** Written task **
Everything in the listing should be restated word for word.

** Material for the task **
-*-*-

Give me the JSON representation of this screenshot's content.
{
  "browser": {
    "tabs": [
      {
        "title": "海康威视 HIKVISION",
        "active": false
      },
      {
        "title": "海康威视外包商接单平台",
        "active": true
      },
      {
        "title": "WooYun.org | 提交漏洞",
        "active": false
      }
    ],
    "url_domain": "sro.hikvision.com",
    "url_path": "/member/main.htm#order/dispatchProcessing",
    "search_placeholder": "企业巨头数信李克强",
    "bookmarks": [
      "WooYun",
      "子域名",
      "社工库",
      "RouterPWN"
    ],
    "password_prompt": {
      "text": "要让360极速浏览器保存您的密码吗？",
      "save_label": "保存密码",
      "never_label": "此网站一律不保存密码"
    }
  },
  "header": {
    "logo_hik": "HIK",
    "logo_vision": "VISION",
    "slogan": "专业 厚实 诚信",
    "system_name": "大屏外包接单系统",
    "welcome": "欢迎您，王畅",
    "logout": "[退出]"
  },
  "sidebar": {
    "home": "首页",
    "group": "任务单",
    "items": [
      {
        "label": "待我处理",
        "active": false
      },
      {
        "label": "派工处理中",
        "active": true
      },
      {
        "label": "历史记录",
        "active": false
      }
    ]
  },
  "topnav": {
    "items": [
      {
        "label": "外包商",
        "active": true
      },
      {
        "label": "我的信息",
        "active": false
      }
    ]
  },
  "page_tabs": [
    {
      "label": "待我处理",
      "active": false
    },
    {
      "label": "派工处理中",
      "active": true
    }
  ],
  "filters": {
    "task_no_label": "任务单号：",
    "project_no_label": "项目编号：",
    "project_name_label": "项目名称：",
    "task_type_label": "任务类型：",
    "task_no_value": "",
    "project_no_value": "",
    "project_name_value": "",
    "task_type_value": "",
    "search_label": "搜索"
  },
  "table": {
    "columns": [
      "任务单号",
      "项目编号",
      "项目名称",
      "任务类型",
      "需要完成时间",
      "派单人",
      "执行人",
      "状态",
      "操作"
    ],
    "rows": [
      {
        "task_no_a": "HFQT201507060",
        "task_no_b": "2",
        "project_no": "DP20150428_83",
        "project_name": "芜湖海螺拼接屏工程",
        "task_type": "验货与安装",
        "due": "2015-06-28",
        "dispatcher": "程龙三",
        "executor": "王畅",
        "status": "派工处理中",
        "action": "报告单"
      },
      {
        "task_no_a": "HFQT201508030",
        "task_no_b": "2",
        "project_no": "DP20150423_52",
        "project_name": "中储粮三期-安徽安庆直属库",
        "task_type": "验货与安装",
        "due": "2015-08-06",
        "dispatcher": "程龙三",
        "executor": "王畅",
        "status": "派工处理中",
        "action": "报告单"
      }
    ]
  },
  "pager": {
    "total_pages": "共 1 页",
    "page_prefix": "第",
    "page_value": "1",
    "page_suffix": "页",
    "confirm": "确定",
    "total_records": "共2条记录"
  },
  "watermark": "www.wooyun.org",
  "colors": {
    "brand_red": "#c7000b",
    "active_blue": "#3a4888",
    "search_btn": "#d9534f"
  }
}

-*-*-

** The answer **
Give me the JSON representation of this screenshot's content.
{
  "browser": {
    "tabs": [
      {
        "title": "海康威视 HIKVISION",
        "active": false
      },
      {
        "title": "海康威视外包商接单平台",
        "active": true
      },
      {
        "title": "WooYun.org | 提交漏洞",
        "active": false
      }
    ],
    "url_domain": "sro.hikvision.com",
    "url_path": "/member/main.htm#order/dispatchProcessing",
    "search_placeholder": "企业巨头数信李克强",
    "bookmarks": [
      "WooYun",
      "子域名",
      "社工库",
      "RouterPWN"
    ],
    "password_prompt": {
      "text": "要让360极速浏览器保存您的密码吗？",
      "save_label": "保存密码",
      "never_label": "此网站一律不保存密码"
    }
  },
  "header": {
    "logo_hik": "HIK",
    "logo_vision": "VISION",
    "slogan": "专业 厚实 诚信",
    "system_name": "大屏外包接单系统",
    "welcome": "欢迎您，王畅",
    "logout": "[退出]"
  },
  "sidebar": {
    "home": "首页",
    "group": "任务单",
    "items": [
      {
        "label": "待我处理",
        "active": false
      },
      {
        "label": "派工处理中",
        "active": true
      },
      {
        "label": "历史记录",
        "active": false
      }
    ]
  },
  "topnav": {
    "items": [
      {
        "label": "外包商",
        "active": true
      },
      {
        "label": "我的信息",
        "active": false
      }
    ]
  },
  "page_tabs": [
    {
      "label": "待我处理",
      "active": false
    },
    {
      "label": "派工处理中",
      "active": true
    }
  ],
  "filters": {
    "task_no_label": "任务单号：",
    "project_no_label": "项目编号：",
    "project_name_label": "项目名称：",
    "task_type_label": "任务类型：",
    "task_no_value": "",
    "project_no_value": "",
    "project_name_value": "",
    "task_type_value": "",
    "search_label": "搜索"
  },
  "table": {
    "columns": [
      "任务单号",
      "项目编号",
      "项目名称",
      "任务类型",
      "需要完成时间",
      "派单人",
      "执行人",
      "状态",
      "操作"
    ],
    "rows": [
      {
        "task_no_a": "HFQT201507060",
        "task_no_b": "2",
        "project_no": "DP20150428_83",
        "project_name": "芜湖海螺拼接屏工程",
        "task_type": "验货与安装",
        "due": "2015-06-28",
        "dispatcher": "程龙三",
        "executor": "王畅",
        "status": "派工处理中",
        "action": "报告单"
      },
      {
        "task_no_a": "HFQT201508030",
        "task_no_b": "2",
        "project_no": "DP20150423_52",
        "project_name": "中储粮三期-安徽安庆直属库",
        "task_type": "验货与安装",
        "due": "2015-08-06",
        "dispatcher": "程龙三",
        "executor": "王畅",
        "status": "派工处理中",
        "action": "报告单"
      }
    ]
  },
  "pager": {
    "total_pages": "共 1 页",
    "page_prefix": "第",
    "page_value": "1",
    "page_suffix": "页",
    "confirm": "确定",
    "total_records": "共2条记录"
  },
  "watermark": "www.wooyun.org",
  "colors": {
    "brand_red": "#c7000b",
    "active_blue": "#3a4888",
    "search_btn": "#d9534f"
  }
}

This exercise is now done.